Part of a data file
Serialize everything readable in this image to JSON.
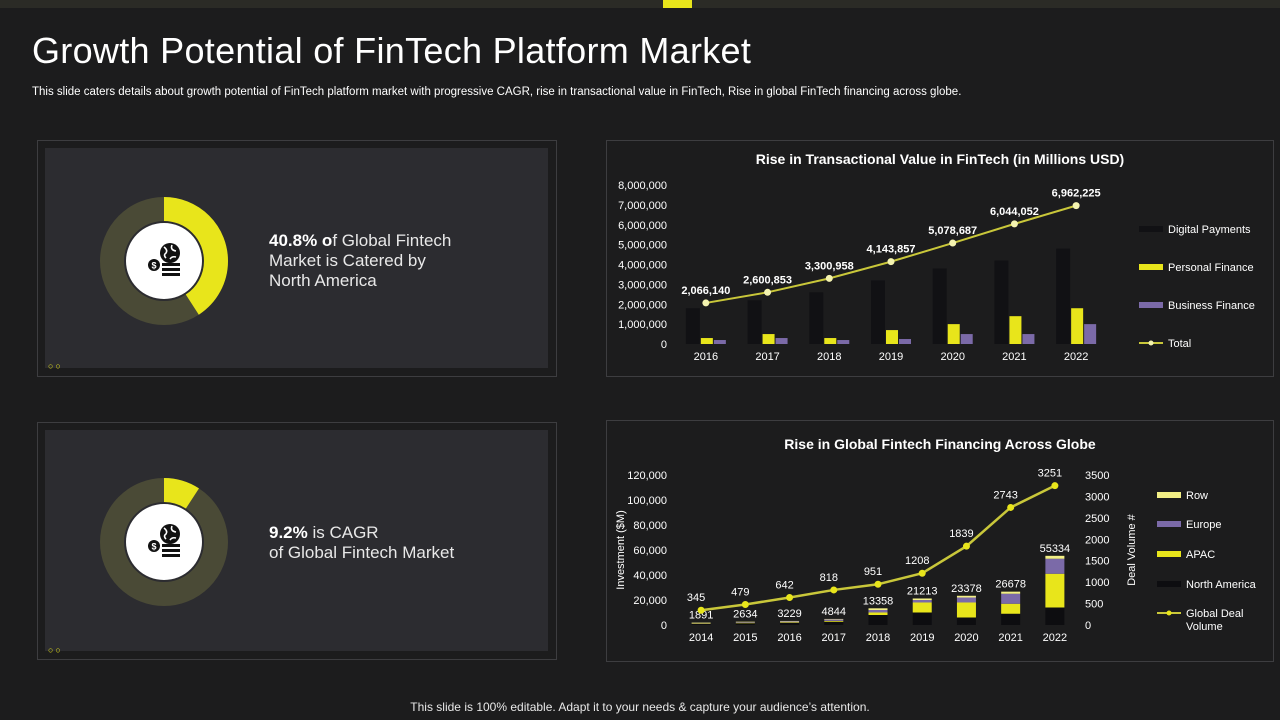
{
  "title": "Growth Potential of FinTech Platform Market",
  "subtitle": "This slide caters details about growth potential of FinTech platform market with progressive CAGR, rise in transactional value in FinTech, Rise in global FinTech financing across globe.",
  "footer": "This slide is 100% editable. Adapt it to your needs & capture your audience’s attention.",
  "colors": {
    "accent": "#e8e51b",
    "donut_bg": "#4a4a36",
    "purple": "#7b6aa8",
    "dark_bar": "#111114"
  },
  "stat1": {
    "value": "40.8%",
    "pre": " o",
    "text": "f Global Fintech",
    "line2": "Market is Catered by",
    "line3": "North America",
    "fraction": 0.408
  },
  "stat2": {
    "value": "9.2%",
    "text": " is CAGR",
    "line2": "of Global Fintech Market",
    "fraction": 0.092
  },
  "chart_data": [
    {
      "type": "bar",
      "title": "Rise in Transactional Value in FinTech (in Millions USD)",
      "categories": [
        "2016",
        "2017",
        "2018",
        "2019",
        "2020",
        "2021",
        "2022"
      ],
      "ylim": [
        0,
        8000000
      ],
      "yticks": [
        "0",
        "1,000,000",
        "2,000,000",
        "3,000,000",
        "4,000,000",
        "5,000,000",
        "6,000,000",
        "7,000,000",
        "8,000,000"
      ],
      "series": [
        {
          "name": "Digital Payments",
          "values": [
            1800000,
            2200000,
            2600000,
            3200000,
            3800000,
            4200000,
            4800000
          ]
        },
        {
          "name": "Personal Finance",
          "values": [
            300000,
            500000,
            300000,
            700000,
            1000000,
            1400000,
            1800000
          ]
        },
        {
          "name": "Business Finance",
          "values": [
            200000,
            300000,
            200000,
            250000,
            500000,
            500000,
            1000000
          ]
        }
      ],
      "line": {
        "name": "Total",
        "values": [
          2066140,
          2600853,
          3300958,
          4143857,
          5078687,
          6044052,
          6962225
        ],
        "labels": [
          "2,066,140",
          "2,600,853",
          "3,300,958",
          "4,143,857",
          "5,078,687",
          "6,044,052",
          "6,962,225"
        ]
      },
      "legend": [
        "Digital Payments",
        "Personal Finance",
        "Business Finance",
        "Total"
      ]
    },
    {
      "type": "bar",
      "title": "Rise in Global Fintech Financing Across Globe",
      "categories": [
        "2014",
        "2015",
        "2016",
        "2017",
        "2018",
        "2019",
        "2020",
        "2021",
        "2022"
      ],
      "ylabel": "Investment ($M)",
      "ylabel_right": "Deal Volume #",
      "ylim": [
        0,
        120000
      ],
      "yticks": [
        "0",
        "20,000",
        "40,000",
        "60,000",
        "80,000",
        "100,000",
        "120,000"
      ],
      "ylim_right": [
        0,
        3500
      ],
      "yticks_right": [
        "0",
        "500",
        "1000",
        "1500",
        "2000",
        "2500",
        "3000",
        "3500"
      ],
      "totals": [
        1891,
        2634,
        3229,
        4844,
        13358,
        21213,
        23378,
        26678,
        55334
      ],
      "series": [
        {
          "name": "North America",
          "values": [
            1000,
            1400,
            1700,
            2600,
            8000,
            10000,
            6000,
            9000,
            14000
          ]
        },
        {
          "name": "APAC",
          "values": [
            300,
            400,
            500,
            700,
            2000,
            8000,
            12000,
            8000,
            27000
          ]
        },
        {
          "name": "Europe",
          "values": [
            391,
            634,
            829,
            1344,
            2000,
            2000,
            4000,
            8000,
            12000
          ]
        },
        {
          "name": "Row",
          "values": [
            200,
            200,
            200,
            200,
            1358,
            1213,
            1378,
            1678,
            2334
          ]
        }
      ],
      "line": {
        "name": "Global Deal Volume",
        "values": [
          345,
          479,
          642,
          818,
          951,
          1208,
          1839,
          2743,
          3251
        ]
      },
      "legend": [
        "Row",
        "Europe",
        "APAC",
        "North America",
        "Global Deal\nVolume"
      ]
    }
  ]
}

== To do ==
Would you set down the listing exactly, omitting pictures?

== Worked solution ==
Serialize everything readable in this image to JSON.
{
  "title": "Growth Potential of FinTech Platform Market",
  "subtitle": "This slide caters details about growth potential of FinTech platform market with progressive CAGR, rise in transactional value in FinTech, Rise in global FinTech financing across globe.",
  "footer": "This slide is 100% editable. Adapt it to your needs & capture your audience’s attention.",
  "colors": {
    "accent": "#e8e51b",
    "donut_bg": "#4a4a36",
    "purple": "#7b6aa8",
    "dark_bar": "#111114"
  },
  "stat1": {
    "value": "40.8%",
    "pre": " o",
    "text": "f Global Fintech",
    "line2": "Market is Catered by",
    "line3": "North America",
    "fraction": 0.408
  },
  "stat2": {
    "value": "9.2%",
    "text": " is CAGR",
    "line2": "of Global Fintech Market",
    "fraction": 0.092
  },
  "chart_data": [
    {
      "type": "bar",
      "title": "Rise in Transactional Value in FinTech (in Millions USD)",
      "categories": [
        "2016",
        "2017",
        "2018",
        "2019",
        "2020",
        "2021",
        "2022"
      ],
      "ylim": [
        0,
        8000000
      ],
      "yticks": [
        "0",
        "1,000,000",
        "2,000,000",
        "3,000,000",
        "4,000,000",
        "5,000,000",
        "6,000,000",
        "7,000,000",
        "8,000,000"
      ],
      "series": [
        {
          "name": "Digital Payments",
          "values": [
            1800000,
            2200000,
            2600000,
            3200000,
            3800000,
            4200000,
            4800000
          ]
        },
        {
          "name": "Personal Finance",
          "values": [
            300000,
            500000,
            300000,
            700000,
            1000000,
            1400000,
            1800000
          ]
        },
        {
          "name": "Business Finance",
          "values": [
            200000,
            300000,
            200000,
            250000,
            500000,
            500000,
            1000000
          ]
        }
      ],
      "line": {
        "name": "Total",
        "values": [
          2066140,
          2600853,
          3300958,
          4143857,
          5078687,
          6044052,
          6962225
        ],
        "labels": [
          "2,066,140",
          "2,600,853",
          "3,300,958",
          "4,143,857",
          "5,078,687",
          "6,044,052",
          "6,962,225"
        ]
      },
      "legend": [
        "Digital Payments",
        "Personal Finance",
        "Business Finance",
        "Total"
      ]
    },
    {
      "type": "bar",
      "title": "Rise in Global Fintech Financing Across Globe",
      "categories": [
        "2014",
        "2015",
        "2016",
        "2017",
        "2018",
        "2019",
        "2020",
        "2021",
        "2022"
      ],
      "ylabel": "Investment ($M)",
      "ylabel_right": "Deal Volume #",
      "ylim": [
        0,
        120000
      ],
      "yticks": [
        "0",
        "20,000",
        "40,000",
        "60,000",
        "80,000",
        "100,000",
        "120,000"
      ],
      "ylim_right": [
        0,
        3500
      ],
      "yticks_right": [
        "0",
        "500",
        "1000",
        "1500",
        "2000",
        "2500",
        "3000",
        "3500"
      ],
      "totals": [
        1891,
        2634,
        3229,
        4844,
        13358,
        21213,
        23378,
        26678,
        55334
      ],
      "series": [
        {
          "name": "North America",
          "values": [
            1000,
            1400,
            1700,
            2600,
            8000,
            10000,
            6000,
            9000,
            14000
          ]
        },
        {
          "name": "APAC",
          "values": [
            300,
            400,
            500,
            700,
            2000,
            8000,
            12000,
            8000,
            27000
          ]
        },
        {
          "name": "Europe",
          "values": [
            391,
            634,
            829,
            1344,
            2000,
            2000,
            4000,
            8000,
            12000
          ]
        },
        {
          "name": "Row",
          "values": [
            200,
            200,
            200,
            200,
            1358,
            1213,
            1378,
            1678,
            2334
          ]
        }
      ],
      "line": {
        "name": "Global Deal Volume",
        "values": [
          345,
          479,
          642,
          818,
          951,
          1208,
          1839,
          2743,
          3251
        ]
      },
      "legend": [
        "Row",
        "Europe",
        "APAC",
        "North America",
        "Global Deal\nVolume"
      ]
    }
  ]
}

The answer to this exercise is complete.